● **Written task**
Reproduce every entry below precisely; do not include the pictures.
══════════════════════════════
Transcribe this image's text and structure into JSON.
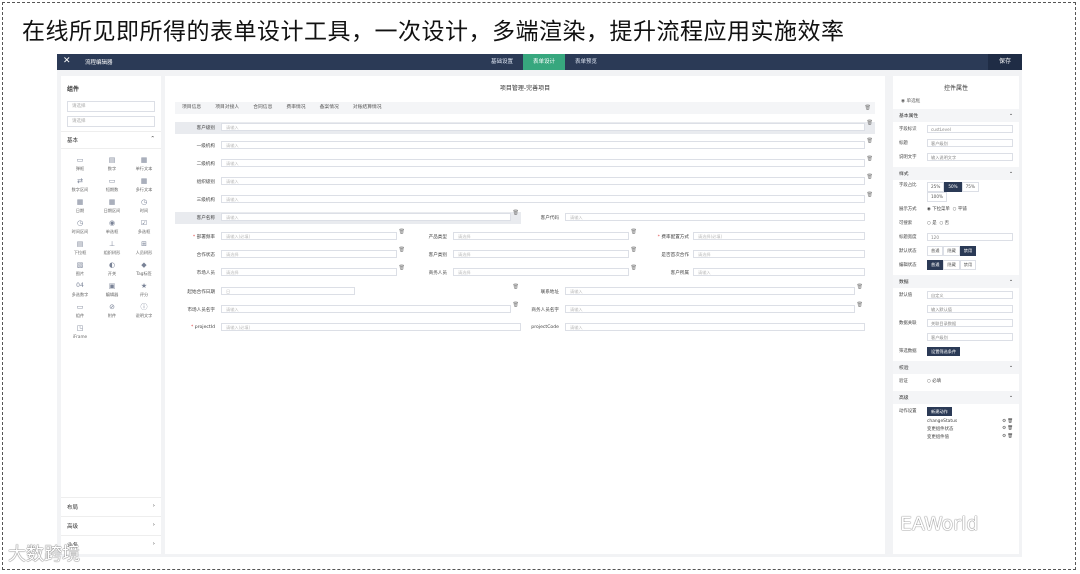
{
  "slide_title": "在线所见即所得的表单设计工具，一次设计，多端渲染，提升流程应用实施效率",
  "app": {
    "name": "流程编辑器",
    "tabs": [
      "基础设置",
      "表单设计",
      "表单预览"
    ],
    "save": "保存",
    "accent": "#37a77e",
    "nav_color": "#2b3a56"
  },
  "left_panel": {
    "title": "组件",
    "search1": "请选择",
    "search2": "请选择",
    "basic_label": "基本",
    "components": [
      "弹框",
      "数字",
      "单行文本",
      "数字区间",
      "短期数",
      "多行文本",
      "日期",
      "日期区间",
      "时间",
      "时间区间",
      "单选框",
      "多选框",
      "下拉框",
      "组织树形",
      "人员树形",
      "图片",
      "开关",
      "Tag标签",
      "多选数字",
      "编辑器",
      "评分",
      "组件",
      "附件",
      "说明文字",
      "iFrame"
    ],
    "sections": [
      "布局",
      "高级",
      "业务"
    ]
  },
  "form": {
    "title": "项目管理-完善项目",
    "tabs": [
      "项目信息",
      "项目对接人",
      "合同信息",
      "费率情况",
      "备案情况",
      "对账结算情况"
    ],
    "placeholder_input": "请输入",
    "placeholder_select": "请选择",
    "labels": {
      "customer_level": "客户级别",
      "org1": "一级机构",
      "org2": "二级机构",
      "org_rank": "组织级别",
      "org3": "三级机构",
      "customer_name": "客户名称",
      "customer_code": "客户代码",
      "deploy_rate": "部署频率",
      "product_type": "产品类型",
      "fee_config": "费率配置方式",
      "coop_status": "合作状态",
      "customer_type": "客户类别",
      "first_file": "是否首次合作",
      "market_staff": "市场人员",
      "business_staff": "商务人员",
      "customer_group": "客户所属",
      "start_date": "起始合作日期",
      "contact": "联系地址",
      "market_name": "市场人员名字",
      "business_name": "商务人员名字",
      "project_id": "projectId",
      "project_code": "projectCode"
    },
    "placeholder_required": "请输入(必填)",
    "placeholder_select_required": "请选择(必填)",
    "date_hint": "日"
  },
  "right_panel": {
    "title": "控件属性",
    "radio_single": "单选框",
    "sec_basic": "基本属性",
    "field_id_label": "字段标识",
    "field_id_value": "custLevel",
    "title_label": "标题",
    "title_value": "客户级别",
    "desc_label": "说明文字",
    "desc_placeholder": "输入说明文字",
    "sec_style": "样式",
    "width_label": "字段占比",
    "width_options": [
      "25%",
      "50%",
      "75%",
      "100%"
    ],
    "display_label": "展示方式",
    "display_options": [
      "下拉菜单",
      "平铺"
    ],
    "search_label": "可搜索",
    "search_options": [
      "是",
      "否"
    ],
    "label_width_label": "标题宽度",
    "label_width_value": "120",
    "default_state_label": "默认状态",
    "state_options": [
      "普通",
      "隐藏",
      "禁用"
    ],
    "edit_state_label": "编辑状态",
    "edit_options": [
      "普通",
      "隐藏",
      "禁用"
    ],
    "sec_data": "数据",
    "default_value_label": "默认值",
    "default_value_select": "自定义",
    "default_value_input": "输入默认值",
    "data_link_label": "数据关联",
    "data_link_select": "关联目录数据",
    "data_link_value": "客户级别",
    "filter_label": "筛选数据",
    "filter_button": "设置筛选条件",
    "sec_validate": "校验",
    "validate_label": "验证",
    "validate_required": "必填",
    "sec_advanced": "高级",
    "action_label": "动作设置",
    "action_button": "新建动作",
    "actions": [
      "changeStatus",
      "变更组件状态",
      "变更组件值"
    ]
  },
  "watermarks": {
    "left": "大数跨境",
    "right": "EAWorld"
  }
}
══════════════════════════════
● **Response below**
Transcribe this image's text and structure into JSON.
{
  "slide_title": "在线所见即所得的表单设计工具，一次设计，多端渲染，提升流程应用实施效率",
  "app": {
    "name": "流程编辑器",
    "tabs": [
      "基础设置",
      "表单设计",
      "表单预览"
    ],
    "save": "保存",
    "accent": "#37a77e",
    "nav_color": "#2b3a56"
  },
  "left_panel": {
    "title": "组件",
    "search1": "请选择",
    "search2": "请选择",
    "basic_label": "基本",
    "components": [
      "弹框",
      "数字",
      "单行文本",
      "数字区间",
      "短期数",
      "多行文本",
      "日期",
      "日期区间",
      "时间",
      "时间区间",
      "单选框",
      "多选框",
      "下拉框",
      "组织树形",
      "人员树形",
      "图片",
      "开关",
      "Tag标签",
      "多选数字",
      "编辑器",
      "评分",
      "组件",
      "附件",
      "说明文字",
      "iFrame"
    ],
    "sections": [
      "布局",
      "高级",
      "业务"
    ]
  },
  "form": {
    "title": "项目管理-完善项目",
    "tabs": [
      "项目信息",
      "项目对接人",
      "合同信息",
      "费率情况",
      "备案情况",
      "对账结算情况"
    ],
    "placeholder_input": "请输入",
    "placeholder_select": "请选择",
    "labels": {
      "customer_level": "客户级别",
      "org1": "一级机构",
      "org2": "二级机构",
      "org_rank": "组织级别",
      "org3": "三级机构",
      "customer_name": "客户名称",
      "customer_code": "客户代码",
      "deploy_rate": "部署频率",
      "product_type": "产品类型",
      "fee_config": "费率配置方式",
      "coop_status": "合作状态",
      "customer_type": "客户类别",
      "first_file": "是否首次合作",
      "market_staff": "市场人员",
      "business_staff": "商务人员",
      "customer_group": "客户所属",
      "start_date": "起始合作日期",
      "contact": "联系地址",
      "market_name": "市场人员名字",
      "business_name": "商务人员名字",
      "project_id": "projectId",
      "project_code": "projectCode"
    },
    "placeholder_required": "请输入(必填)",
    "placeholder_select_required": "请选择(必填)",
    "date_hint": "日"
  },
  "right_panel": {
    "title": "控件属性",
    "radio_single": "单选框",
    "sec_basic": "基本属性",
    "field_id_label": "字段标识",
    "field_id_value": "custLevel",
    "title_label": "标题",
    "title_value": "客户级别",
    "desc_label": "说明文字",
    "desc_placeholder": "输入说明文字",
    "sec_style": "样式",
    "width_label": "字段占比",
    "width_options": [
      "25%",
      "50%",
      "75%",
      "100%"
    ],
    "display_label": "展示方式",
    "display_options": [
      "下拉菜单",
      "平铺"
    ],
    "search_label": "可搜索",
    "search_options": [
      "是",
      "否"
    ],
    "label_width_label": "标题宽度",
    "label_width_value": "120",
    "default_state_label": "默认状态",
    "state_options": [
      "普通",
      "隐藏",
      "禁用"
    ],
    "edit_state_label": "编辑状态",
    "edit_options": [
      "普通",
      "隐藏",
      "禁用"
    ],
    "sec_data": "数据",
    "default_value_label": "默认值",
    "default_value_select": "自定义",
    "default_value_input": "输入默认值",
    "data_link_label": "数据关联",
    "data_link_select": "关联目录数据",
    "data_link_value": "客户级别",
    "filter_label": "筛选数据",
    "filter_button": "设置筛选条件",
    "sec_validate": "校验",
    "validate_label": "验证",
    "validate_required": "必填",
    "sec_advanced": "高级",
    "action_label": "动作设置",
    "action_button": "新建动作",
    "actions": [
      "changeStatus",
      "变更组件状态",
      "变更组件值"
    ]
  },
  "watermarks": {
    "left": "大数跨境",
    "right": "EAWorld"
  }
}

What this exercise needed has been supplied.